THE TASK: State the number of lines in these records that include the word "color", and add nothing to it.

Records that describe figures
⁂
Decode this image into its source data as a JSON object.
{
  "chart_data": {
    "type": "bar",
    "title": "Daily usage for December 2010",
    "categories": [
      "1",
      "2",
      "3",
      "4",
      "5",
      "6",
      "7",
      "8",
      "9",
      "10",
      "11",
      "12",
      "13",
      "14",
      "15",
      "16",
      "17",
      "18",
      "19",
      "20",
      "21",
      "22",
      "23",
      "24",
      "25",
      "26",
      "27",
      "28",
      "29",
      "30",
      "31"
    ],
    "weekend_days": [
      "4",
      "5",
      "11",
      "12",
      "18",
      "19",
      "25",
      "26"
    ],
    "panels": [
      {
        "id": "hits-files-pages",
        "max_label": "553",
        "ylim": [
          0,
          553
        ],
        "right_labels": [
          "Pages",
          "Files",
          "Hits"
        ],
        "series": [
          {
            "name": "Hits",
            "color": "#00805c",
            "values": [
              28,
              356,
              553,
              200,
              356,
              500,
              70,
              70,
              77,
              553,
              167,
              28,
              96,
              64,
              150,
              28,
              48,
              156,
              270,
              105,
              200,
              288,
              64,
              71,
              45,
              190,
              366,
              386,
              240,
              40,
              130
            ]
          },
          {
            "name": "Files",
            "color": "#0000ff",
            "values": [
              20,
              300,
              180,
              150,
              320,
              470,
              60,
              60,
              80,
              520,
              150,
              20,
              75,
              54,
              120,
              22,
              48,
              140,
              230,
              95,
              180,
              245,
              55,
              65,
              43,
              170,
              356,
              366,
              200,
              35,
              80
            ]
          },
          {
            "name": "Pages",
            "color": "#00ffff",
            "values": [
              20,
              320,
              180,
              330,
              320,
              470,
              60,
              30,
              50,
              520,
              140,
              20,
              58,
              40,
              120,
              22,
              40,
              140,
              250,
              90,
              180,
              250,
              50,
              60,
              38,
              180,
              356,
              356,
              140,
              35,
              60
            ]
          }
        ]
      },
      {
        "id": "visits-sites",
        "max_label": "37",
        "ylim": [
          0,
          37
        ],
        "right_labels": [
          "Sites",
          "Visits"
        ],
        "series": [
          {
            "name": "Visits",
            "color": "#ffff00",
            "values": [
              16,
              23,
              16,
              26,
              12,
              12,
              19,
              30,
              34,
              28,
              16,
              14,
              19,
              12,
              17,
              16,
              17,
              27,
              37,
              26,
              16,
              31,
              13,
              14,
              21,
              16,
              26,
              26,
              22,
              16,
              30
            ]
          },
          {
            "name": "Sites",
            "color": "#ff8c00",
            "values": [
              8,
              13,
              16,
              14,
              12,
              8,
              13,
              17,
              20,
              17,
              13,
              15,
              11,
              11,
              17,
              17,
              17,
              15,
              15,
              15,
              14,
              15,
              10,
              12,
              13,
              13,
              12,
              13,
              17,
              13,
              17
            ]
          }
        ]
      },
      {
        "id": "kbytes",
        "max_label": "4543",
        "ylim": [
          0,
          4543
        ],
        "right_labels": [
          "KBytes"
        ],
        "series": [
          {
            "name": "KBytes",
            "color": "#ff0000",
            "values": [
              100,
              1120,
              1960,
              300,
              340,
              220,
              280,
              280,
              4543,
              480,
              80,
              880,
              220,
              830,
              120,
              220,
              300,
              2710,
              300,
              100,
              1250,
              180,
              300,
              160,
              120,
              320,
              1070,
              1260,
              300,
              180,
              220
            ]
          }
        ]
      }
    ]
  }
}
⁂
COMPLETE ANSWER: 6